# Start of STORED DATA
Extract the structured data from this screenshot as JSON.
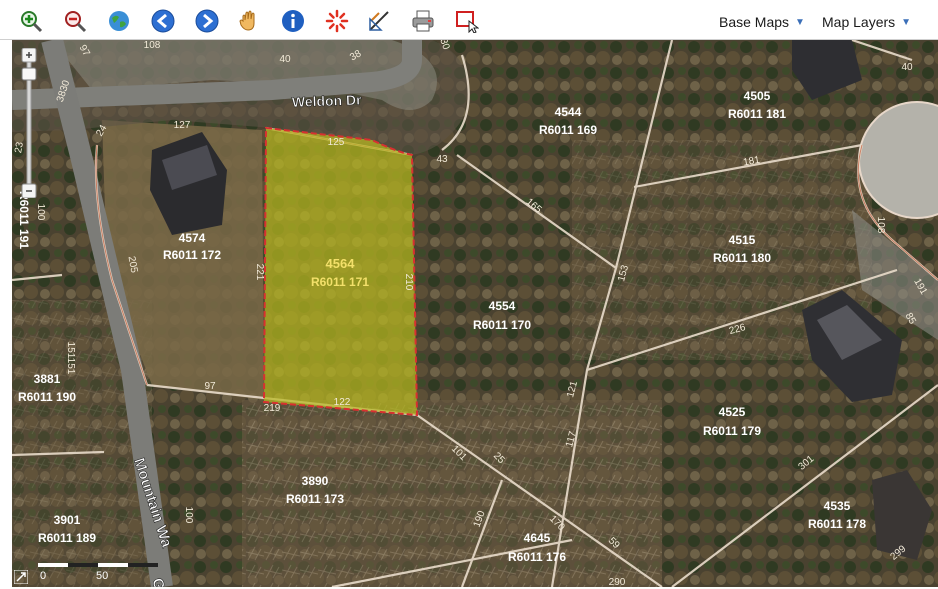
{
  "toolbar": {
    "tools": [
      {
        "name": "zoom-in-icon"
      },
      {
        "name": "zoom-out-icon"
      },
      {
        "name": "globe-icon"
      },
      {
        "name": "back-arrow-icon"
      },
      {
        "name": "forward-arrow-icon"
      },
      {
        "name": "pan-hand-icon"
      },
      {
        "name": "info-icon"
      },
      {
        "name": "identify-burst-icon"
      },
      {
        "name": "measure-icon"
      },
      {
        "name": "print-icon"
      },
      {
        "name": "select-box-icon"
      }
    ],
    "base_maps_label": "Base Maps",
    "map_layers_label": "Map Layers"
  },
  "map": {
    "streets": {
      "weldon": "Weldon Dr",
      "mountain": "Mountain Wa",
      "mountain_end": "G"
    },
    "highlight": {
      "number": "4564",
      "id": "R6011 171",
      "color": "#b8b820"
    },
    "parcels": [
      {
        "number": "4574",
        "id": "R6011 172"
      },
      {
        "number": "4544",
        "id": "R6011 169"
      },
      {
        "number": "4505",
        "id": "R6011 181"
      },
      {
        "number": "4515",
        "id": "R6011 180"
      },
      {
        "number": "4554",
        "id": "R6011 170"
      },
      {
        "number": "3881",
        "id": "R6011 190"
      },
      {
        "number": "4525",
        "id": "R6011 179"
      },
      {
        "number": "3890",
        "id": "R6011 173"
      },
      {
        "number": "3901",
        "id": "R6011 189"
      },
      {
        "number": "4645",
        "id": "R6011 176"
      },
      {
        "number": "4535",
        "id": "R6011 178"
      }
    ],
    "dims": [
      "108",
      "97",
      "40",
      "127",
      "125",
      "43",
      "24",
      "122",
      "219",
      "97",
      "221",
      "210",
      "165",
      "153",
      "181",
      "40",
      "108",
      "205",
      "100",
      "100",
      "151",
      "191",
      "121",
      "85",
      "226",
      "301",
      "117",
      "101",
      "299",
      "170",
      "30",
      "59",
      "190",
      "25",
      "290",
      "151",
      "23",
      "3830",
      "38"
    ],
    "left_edge_id": "R6011 191",
    "scale": {
      "zero": "0",
      "fifty": "50"
    }
  }
}
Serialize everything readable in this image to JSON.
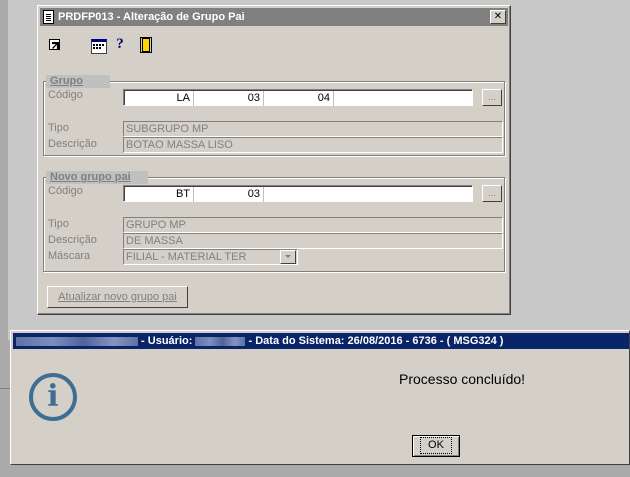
{
  "window": {
    "title": "PRDFP013 - Alteração de Grupo Pai",
    "close_label": "✕"
  },
  "toolbar": {
    "icons": [
      "exit-icon",
      "calendar-icon",
      "help-icon",
      "door-icon"
    ],
    "help_label": "?"
  },
  "grupo": {
    "legend": "Grupo",
    "codigo_label": "Código",
    "codigo_segments": [
      "LA",
      "03",
      "04"
    ],
    "tipo_label": "Tipo",
    "tipo_value": "SUBGRUPO MP",
    "descricao_label": "Descrição",
    "descricao_value": "BOTAO MASSA LISO",
    "lookup_label": "..."
  },
  "novo_grupo": {
    "legend": "Novo grupo pai",
    "codigo_label": "Código",
    "codigo_segments": [
      "BT",
      "03"
    ],
    "tipo_label": "Tipo",
    "tipo_value": "GRUPO MP",
    "descricao_label": "Descrição",
    "descricao_value": "DE MASSA",
    "mascara_label": "Máscara",
    "mascara_value": "FILIAL - MATERIAL TER",
    "lookup_label": "..."
  },
  "actions": {
    "atualizar_label": "Atualizar novo grupo pai"
  },
  "message": {
    "title_user": " - Usuário: ",
    "title_date": " - Data do Sistema: 26/08/2016 - 6736 - ( MSG324 )",
    "text": "Processo concluído!",
    "ok_label": "OK",
    "icon": "information-icon"
  },
  "colors": {
    "title_active": "#0a246a",
    "title_inactive": "#808080",
    "face": "#d4d0c8",
    "info_icon": "#3f6e95"
  }
}
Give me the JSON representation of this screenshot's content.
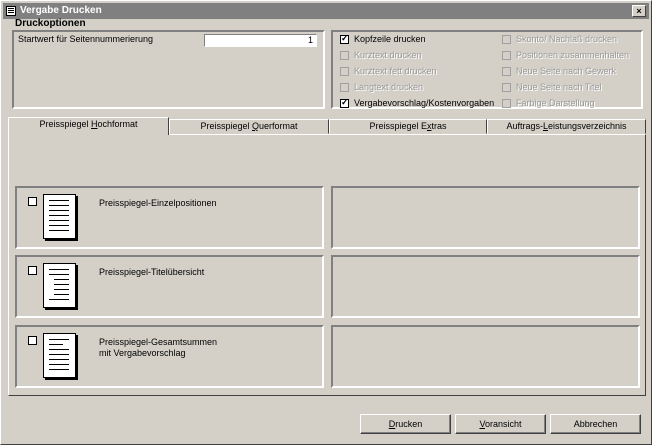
{
  "window": {
    "title": "Vergabe Drucken",
    "close_label": "×"
  },
  "druckoptionen": {
    "label": "Druckoptionen",
    "startwert_label": "Startwert für Seitennummerierung",
    "startwert_value": "1",
    "checks_left": [
      {
        "label": "Kopfzeile drucken",
        "checked": true,
        "enabled": true
      },
      {
        "label": "Kurztext drucken",
        "checked": false,
        "enabled": false
      },
      {
        "label": "Kurztext fett drucken",
        "checked": false,
        "enabled": false
      },
      {
        "label": "Langtext drucken",
        "checked": false,
        "enabled": false
      },
      {
        "label": "Vergabevorschlag/Kostenvorgaben",
        "checked": true,
        "enabled": true
      }
    ],
    "checks_right": [
      {
        "label": "Skonto/ Nachlaß drucken",
        "checked": false,
        "enabled": false
      },
      {
        "label": "Positionen zusammenhalten",
        "checked": false,
        "enabled": false
      },
      {
        "label": "Neue Seite nach Gewerk",
        "checked": false,
        "enabled": false
      },
      {
        "label": "Neue Seite nach Titel",
        "checked": false,
        "enabled": false
      },
      {
        "label": "Farbige Darstellung",
        "checked": false,
        "enabled": false
      }
    ]
  },
  "tabs": [
    {
      "pre": "Preisspiegel ",
      "u": "H",
      "post": "ochformat",
      "active": true
    },
    {
      "pre": "Preisspiegel ",
      "u": "Q",
      "post": "uerformat",
      "active": false
    },
    {
      "pre": "Preisspiegel E",
      "u": "x",
      "post": "tras",
      "active": false
    },
    {
      "pre": "Auftrags-",
      "u": "L",
      "post": "eistungsverzeichnis",
      "active": false
    }
  ],
  "reports": [
    {
      "line1": "Preisspiegel-Einzelpositionen",
      "line2": ""
    },
    {
      "line1": "Preisspiegel-Titelübersicht",
      "line2": ""
    },
    {
      "line1": "Preisspiegel-Gesamtsummen",
      "line2": "mit Vergabevorschlag"
    }
  ],
  "buttons": {
    "drucken": {
      "u": "D",
      "rest": "rucken"
    },
    "voransicht": {
      "u": "V",
      "rest": "oransicht"
    },
    "abbrechen": {
      "label": "Abbrechen"
    }
  },
  "icons": {
    "app": "print-dialog-icon",
    "document": "document-page-icon"
  }
}
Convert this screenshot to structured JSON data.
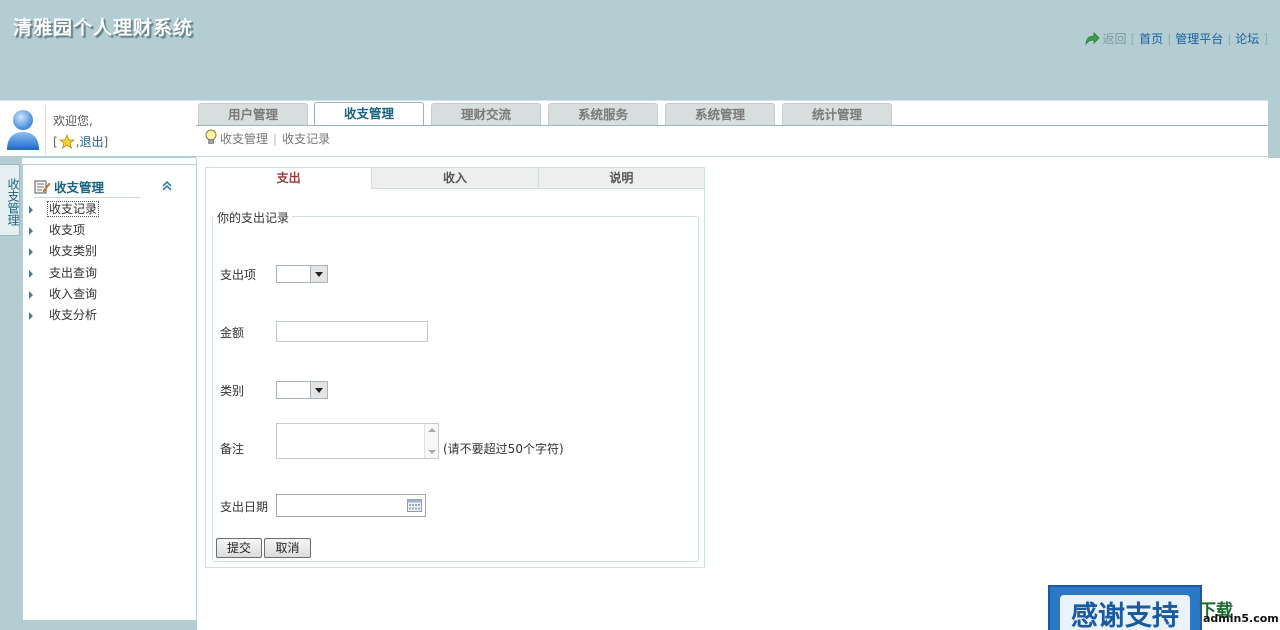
{
  "app": {
    "title": "清雅园个人理财系统"
  },
  "toplinks": {
    "back": "返回",
    "bracket_open": "[",
    "home": "首页",
    "sep": "|",
    "admin": "管理平台",
    "forum": "论坛",
    "bracket_close": "]"
  },
  "user": {
    "welcome": "欢迎您,",
    "bracket_open": "[",
    "comma": ",",
    "logout": "退出",
    "bracket_close": "]"
  },
  "main_tabs": [
    "用户管理",
    "收支管理",
    "理财交流",
    "系统服务",
    "系统管理",
    "统计管理"
  ],
  "active_main_tab": "收支管理",
  "breadcrumb": {
    "section": "收支管理",
    "sep": "|",
    "page": "收支记录"
  },
  "left_strip_label": "收支管理",
  "left_menu": {
    "title": "收支管理",
    "items": [
      "收支记录",
      "收支项",
      "收支类别",
      "支出查询",
      "收入查询",
      "收支分析"
    ],
    "selected": "收支记录"
  },
  "panel": {
    "tabs": [
      "支出",
      "收入",
      "说明"
    ],
    "active_tab": "支出",
    "legend": "你的支出记录",
    "fields": {
      "item_label": "支出项",
      "item_value": "",
      "amount_label": "金额",
      "amount_value": "",
      "category_label": "类别",
      "category_value": "",
      "note_label": "备注",
      "note_value": "",
      "note_hint": "(请不要超过50个字符)",
      "date_label": "支出日期",
      "date_value": ""
    },
    "buttons": {
      "submit": "提交",
      "cancel": "取消"
    }
  },
  "watermark": {
    "main": "感谢支持",
    "side": "下载",
    "site": "admin5.com"
  },
  "colors": {
    "header_bg": "#b3cdd3",
    "link": "#1a5fa0",
    "active_tab_text": "#1a6480",
    "active_panel_tab": "#9b3a3a"
  }
}
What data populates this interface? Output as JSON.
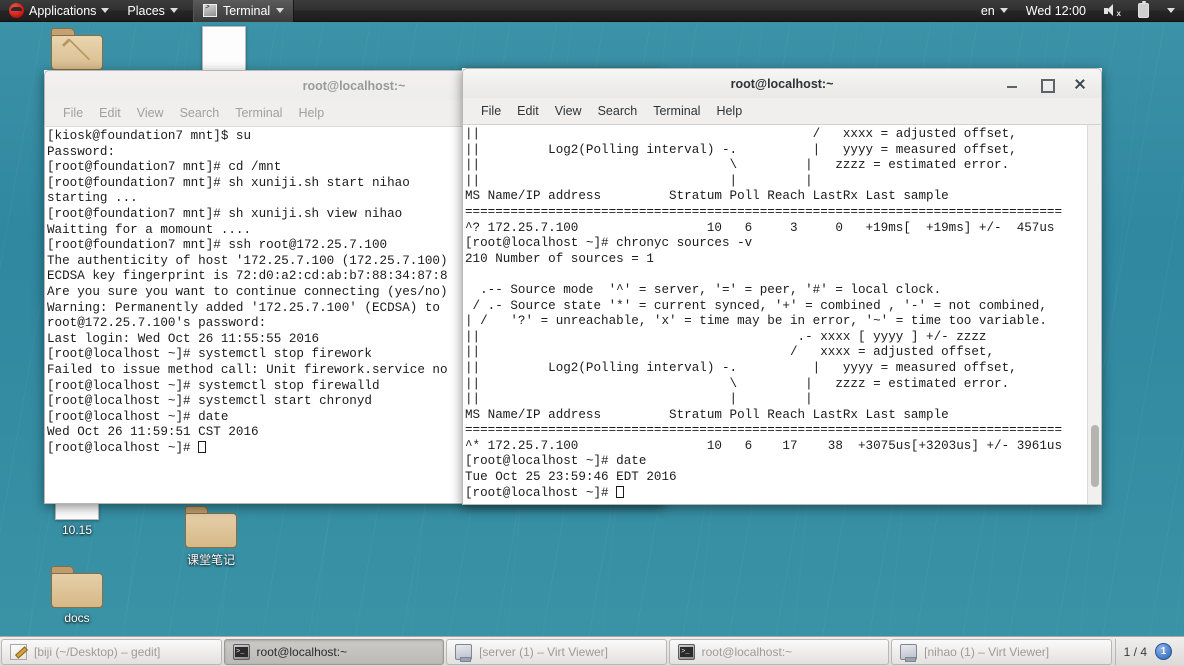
{
  "top_panel": {
    "applications_label": "Applications",
    "places_label": "Places",
    "terminal_indicator_label": "Terminal",
    "language_label": "en",
    "clock_label": "Wed 12:00"
  },
  "desktop_icons": [
    {
      "name": "10.15",
      "type": "document"
    },
    {
      "name": "课堂笔记",
      "type": "folder"
    },
    {
      "name": "docs",
      "type": "folder"
    }
  ],
  "left_window": {
    "title": "root@localhost:~",
    "active": false,
    "menus": [
      "File",
      "Edit",
      "View",
      "Search",
      "Terminal",
      "Help"
    ],
    "lines": [
      "[kiosk@foundation7 mnt]$ su",
      "Password:",
      "[root@foundation7 mnt]# cd /mnt",
      "[root@foundation7 mnt]# sh xuniji.sh start nihao",
      "starting ...",
      "[root@foundation7 mnt]# sh xuniji.sh view nihao",
      "Waitting for a momount ....",
      "[root@foundation7 mnt]# ssh root@172.25.7.100",
      "The authenticity of host '172.25.7.100 (172.25.7.100)",
      "ECDSA key fingerprint is 72:d0:a2:cd:ab:b7:88:34:87:8",
      "Are you sure you want to continue connecting (yes/no)",
      "Warning: Permanently added '172.25.7.100' (ECDSA) to ",
      "root@172.25.7.100's password:",
      "Last login: Wed Oct 26 11:55:55 2016",
      "[root@localhost ~]# systemctl stop firework",
      "Failed to issue method call: Unit firework.service no",
      "[root@localhost ~]# systemctl stop firewalld",
      "[root@localhost ~]# systemctl start chronyd",
      "[root@localhost ~]# date",
      "Wed Oct 26 11:59:51 CST 2016"
    ],
    "prompt": "[root@localhost ~]# "
  },
  "right_window": {
    "title": "root@localhost:~",
    "active": true,
    "menus": [
      "File",
      "Edit",
      "View",
      "Search",
      "Terminal",
      "Help"
    ],
    "buttons": {
      "minimize": "minimize",
      "maximize": "maximize",
      "close": "close"
    },
    "lines": [
      "||                                            /   xxxx = adjusted offset,",
      "||         Log2(Polling interval) -.          |   yyyy = measured offset,",
      "||                                 \\         |   zzzz = estimated error.",
      "||                                 |         |",
      "MS Name/IP address         Stratum Poll Reach LastRx Last sample",
      "===============================================================================",
      "^? 172.25.7.100                 10   6     3     0   +19ms[  +19ms] +/-  457us",
      "[root@localhost ~]# chronyc sources -v",
      "210 Number of sources = 1",
      "",
      "  .-- Source mode  '^' = server, '=' = peer, '#' = local clock.",
      " / .- Source state '*' = current synced, '+' = combined , '-' = not combined,",
      "| /   '?' = unreachable, 'x' = time may be in error, '~' = time too variable.",
      "||                                          .- xxxx [ yyyy ] +/- zzzz",
      "||                                         /   xxxx = adjusted offset,",
      "||         Log2(Polling interval) -.          |   yyyy = measured offset,",
      "||                                 \\         |   zzzz = estimated error.",
      "||                                 |         |",
      "MS Name/IP address         Stratum Poll Reach LastRx Last sample",
      "===============================================================================",
      "^* 172.25.7.100                 10   6    17    38  +3075us[+3203us] +/- 3961us",
      "[root@localhost ~]# date",
      "Tue Oct 25 23:59:46 EDT 2016"
    ],
    "prompt": "[root@localhost ~]# "
  },
  "taskbar": {
    "items": [
      {
        "label": "[biji (~/Desktop) – gedit]",
        "icon": "gedit-icon",
        "focused": false
      },
      {
        "label": "root@localhost:~",
        "icon": "terminal-icon",
        "focused": true
      },
      {
        "label": "[server (1) – Virt Viewer]",
        "icon": "virt-viewer-icon",
        "focused": false
      },
      {
        "label": "root@localhost:~",
        "icon": "terminal-icon",
        "focused": false
      },
      {
        "label": "[nihao (1) – Virt Viewer]",
        "icon": "virt-viewer-icon",
        "focused": false
      }
    ],
    "workspace_label": "1 / 4",
    "workspace_number": "1"
  }
}
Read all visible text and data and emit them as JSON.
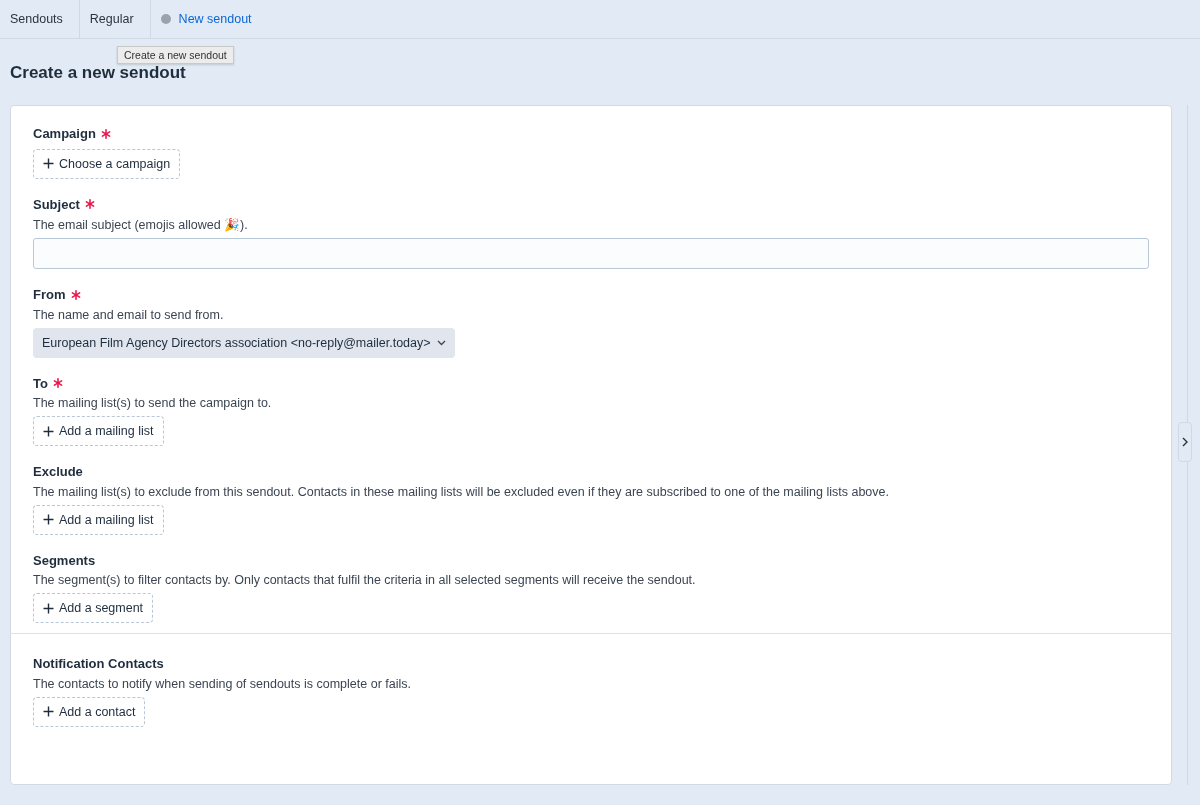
{
  "breadcrumb": [
    {
      "label": "Sendouts",
      "selected": false
    },
    {
      "label": "Regular",
      "selected": false
    },
    {
      "label": "New sendout",
      "selected": true
    }
  ],
  "tooltip": "Create a new sendout",
  "title": "Create a new sendout",
  "sections": [
    {
      "fields": [
        {
          "label": "Campaign",
          "required": true,
          "kind": "button",
          "button": "Choose a campaign"
        },
        {
          "label": "Subject",
          "required": true,
          "description": "The email subject (emojis allowed 🎉).",
          "kind": "input"
        },
        {
          "label": "From",
          "required": true,
          "description": "The name and email to send from.",
          "kind": "select",
          "value": "European Film Agency Directors association <no-reply@mailer.today>"
        },
        {
          "label": "To",
          "required": true,
          "description": "The mailing list(s) to send the campaign to.",
          "kind": "button",
          "button": "Add a mailing list"
        },
        {
          "label": "Exclude",
          "required": false,
          "description": "The mailing list(s) to exclude from this sendout. Contacts in these mailing lists will be excluded even if they are subscribed to one of the mailing lists above.",
          "kind": "button",
          "button": "Add a mailing list"
        },
        {
          "label": "Segments",
          "required": false,
          "description": "The segment(s) to filter contacts by. Only contacts that fulfil the criteria in all selected segments will receive the sendout.",
          "kind": "button",
          "button": "Add a segment"
        }
      ]
    },
    {
      "fields": [
        {
          "label": "Notification Contacts",
          "required": false,
          "description": "The contacts to notify when sending of sendouts is complete or fails.",
          "kind": "button",
          "button": "Add a contact"
        }
      ]
    }
  ]
}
# End of STORED DATA
For this exercise, gather every line of the data that contains the word "Kurztext".

        "label": "Kurztext drucken",
        "label": "Kurztext fett drucken",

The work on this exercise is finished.